***** INFORMATION SHOWN *****

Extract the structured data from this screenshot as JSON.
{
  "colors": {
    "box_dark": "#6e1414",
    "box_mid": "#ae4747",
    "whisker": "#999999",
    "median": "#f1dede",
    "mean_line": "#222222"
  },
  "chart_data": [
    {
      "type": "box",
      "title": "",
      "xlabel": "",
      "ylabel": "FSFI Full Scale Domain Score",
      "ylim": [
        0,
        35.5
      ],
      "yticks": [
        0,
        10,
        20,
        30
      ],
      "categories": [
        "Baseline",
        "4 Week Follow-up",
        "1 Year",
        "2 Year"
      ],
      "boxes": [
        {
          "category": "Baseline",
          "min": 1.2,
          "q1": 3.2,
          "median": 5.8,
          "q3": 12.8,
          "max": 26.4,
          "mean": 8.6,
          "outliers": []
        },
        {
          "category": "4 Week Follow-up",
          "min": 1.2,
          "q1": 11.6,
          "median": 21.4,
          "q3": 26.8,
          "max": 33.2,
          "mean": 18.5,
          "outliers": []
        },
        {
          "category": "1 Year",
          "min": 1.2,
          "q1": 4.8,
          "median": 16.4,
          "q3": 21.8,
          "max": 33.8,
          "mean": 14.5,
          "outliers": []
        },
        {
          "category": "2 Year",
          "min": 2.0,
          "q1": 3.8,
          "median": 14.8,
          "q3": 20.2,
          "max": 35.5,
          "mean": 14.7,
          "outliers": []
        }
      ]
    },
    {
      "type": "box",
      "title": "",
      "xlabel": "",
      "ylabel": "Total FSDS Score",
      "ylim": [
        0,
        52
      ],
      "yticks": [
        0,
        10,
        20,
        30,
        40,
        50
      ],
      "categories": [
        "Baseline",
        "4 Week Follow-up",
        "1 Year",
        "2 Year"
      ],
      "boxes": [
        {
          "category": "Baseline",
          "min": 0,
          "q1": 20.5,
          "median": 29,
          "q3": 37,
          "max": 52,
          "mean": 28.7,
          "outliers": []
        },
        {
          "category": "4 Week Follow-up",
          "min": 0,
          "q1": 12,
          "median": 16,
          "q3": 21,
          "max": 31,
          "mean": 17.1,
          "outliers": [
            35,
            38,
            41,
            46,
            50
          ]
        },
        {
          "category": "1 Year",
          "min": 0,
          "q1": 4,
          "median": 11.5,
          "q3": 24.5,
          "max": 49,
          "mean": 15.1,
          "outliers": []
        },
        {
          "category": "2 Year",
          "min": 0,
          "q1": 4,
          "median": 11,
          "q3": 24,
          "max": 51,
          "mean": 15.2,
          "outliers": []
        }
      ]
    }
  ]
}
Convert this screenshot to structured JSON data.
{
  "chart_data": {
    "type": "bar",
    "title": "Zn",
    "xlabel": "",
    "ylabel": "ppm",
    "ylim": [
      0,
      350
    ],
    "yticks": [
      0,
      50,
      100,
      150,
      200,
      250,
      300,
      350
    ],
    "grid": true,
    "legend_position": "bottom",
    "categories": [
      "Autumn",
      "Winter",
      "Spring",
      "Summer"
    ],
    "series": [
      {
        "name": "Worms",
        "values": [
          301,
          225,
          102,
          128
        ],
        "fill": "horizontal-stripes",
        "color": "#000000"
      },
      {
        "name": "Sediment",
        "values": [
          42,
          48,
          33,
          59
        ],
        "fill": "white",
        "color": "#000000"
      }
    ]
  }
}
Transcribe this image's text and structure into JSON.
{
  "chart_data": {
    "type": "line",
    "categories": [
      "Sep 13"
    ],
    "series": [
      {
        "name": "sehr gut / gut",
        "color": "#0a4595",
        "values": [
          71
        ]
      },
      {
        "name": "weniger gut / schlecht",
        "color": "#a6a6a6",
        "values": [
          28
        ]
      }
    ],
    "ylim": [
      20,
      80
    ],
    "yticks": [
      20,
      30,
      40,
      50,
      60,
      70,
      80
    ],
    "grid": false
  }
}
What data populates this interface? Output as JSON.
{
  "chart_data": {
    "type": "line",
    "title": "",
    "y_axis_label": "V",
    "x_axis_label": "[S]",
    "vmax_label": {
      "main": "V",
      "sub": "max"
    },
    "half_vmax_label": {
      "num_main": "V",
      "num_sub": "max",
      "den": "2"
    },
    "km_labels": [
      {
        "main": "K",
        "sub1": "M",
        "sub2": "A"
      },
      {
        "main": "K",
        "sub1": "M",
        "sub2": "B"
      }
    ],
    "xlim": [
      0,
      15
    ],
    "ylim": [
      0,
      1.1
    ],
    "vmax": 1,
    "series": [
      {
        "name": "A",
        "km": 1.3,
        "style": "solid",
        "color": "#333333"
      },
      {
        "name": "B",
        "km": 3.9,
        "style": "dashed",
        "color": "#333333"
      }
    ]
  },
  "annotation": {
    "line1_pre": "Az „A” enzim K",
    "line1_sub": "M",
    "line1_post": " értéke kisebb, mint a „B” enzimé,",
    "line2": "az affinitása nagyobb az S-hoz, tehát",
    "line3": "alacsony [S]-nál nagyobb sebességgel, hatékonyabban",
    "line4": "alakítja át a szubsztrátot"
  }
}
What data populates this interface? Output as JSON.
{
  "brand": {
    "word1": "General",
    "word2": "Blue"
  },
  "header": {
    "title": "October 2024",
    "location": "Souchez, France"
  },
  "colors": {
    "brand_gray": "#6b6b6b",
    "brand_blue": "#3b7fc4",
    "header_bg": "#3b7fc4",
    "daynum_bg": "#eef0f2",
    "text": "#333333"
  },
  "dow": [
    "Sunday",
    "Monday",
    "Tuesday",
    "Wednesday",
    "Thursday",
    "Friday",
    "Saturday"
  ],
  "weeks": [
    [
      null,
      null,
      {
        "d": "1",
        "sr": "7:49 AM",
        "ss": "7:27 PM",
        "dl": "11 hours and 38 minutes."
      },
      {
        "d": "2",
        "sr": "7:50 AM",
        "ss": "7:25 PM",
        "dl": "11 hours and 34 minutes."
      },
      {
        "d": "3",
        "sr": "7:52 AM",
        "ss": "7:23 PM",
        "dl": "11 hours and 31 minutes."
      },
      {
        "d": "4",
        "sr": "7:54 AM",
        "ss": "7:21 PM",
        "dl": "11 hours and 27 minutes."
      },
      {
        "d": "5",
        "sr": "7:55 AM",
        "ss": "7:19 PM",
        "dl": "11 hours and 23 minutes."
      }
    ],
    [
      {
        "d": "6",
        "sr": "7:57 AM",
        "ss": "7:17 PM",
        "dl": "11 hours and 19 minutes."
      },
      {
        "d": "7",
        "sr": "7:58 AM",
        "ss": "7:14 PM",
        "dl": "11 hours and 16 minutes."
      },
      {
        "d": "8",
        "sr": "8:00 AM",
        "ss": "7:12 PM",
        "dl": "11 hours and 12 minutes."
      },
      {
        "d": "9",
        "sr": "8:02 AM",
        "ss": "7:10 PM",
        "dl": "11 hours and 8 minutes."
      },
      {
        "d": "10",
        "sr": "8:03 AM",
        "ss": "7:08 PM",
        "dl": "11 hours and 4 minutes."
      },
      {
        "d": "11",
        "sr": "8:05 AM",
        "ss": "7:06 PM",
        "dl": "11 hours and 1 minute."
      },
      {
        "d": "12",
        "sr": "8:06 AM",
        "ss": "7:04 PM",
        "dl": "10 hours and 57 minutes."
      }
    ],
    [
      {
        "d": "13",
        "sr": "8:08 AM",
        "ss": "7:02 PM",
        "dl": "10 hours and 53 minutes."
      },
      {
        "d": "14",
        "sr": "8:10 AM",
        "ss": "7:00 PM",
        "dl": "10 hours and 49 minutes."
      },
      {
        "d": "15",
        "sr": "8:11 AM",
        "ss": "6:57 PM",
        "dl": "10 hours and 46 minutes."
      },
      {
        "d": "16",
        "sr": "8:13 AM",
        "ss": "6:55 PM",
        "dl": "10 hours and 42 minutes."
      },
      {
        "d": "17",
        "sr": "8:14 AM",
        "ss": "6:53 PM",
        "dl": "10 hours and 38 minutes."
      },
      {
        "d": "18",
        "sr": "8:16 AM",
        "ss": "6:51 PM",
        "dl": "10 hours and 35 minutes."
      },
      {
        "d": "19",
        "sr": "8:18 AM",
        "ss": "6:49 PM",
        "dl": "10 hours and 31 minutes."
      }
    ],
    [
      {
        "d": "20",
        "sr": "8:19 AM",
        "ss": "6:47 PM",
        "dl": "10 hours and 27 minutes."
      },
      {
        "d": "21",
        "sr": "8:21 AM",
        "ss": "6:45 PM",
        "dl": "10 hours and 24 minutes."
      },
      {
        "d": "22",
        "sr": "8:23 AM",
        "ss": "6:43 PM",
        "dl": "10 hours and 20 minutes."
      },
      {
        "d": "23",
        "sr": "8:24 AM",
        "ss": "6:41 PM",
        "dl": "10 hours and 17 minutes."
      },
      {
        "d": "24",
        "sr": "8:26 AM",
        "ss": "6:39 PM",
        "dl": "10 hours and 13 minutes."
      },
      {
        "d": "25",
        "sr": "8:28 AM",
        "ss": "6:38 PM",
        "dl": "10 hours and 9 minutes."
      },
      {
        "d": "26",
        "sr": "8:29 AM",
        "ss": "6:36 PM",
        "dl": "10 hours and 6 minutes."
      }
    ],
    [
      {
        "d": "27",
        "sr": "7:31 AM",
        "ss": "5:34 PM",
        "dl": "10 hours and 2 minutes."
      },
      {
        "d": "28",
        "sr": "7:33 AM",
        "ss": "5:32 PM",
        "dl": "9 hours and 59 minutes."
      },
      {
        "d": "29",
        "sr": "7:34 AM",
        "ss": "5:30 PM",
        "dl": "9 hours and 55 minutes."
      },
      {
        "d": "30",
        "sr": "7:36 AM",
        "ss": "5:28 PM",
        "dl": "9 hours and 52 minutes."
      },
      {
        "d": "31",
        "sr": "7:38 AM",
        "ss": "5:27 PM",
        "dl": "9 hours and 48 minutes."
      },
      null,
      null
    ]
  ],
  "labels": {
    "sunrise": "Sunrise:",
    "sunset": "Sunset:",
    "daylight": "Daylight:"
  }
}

*****

■ WHAT IS BEING ASKED ■
Wherever the word "nagyobb" occurs in a line of the listing, copy that line.

■ RESPONSE ■
    "line2": "az affinitása nagyobb az S-hoz, tehát",
    "line3": "alacsony [S]-nál nagyobb sebességgel, hatékonyabban",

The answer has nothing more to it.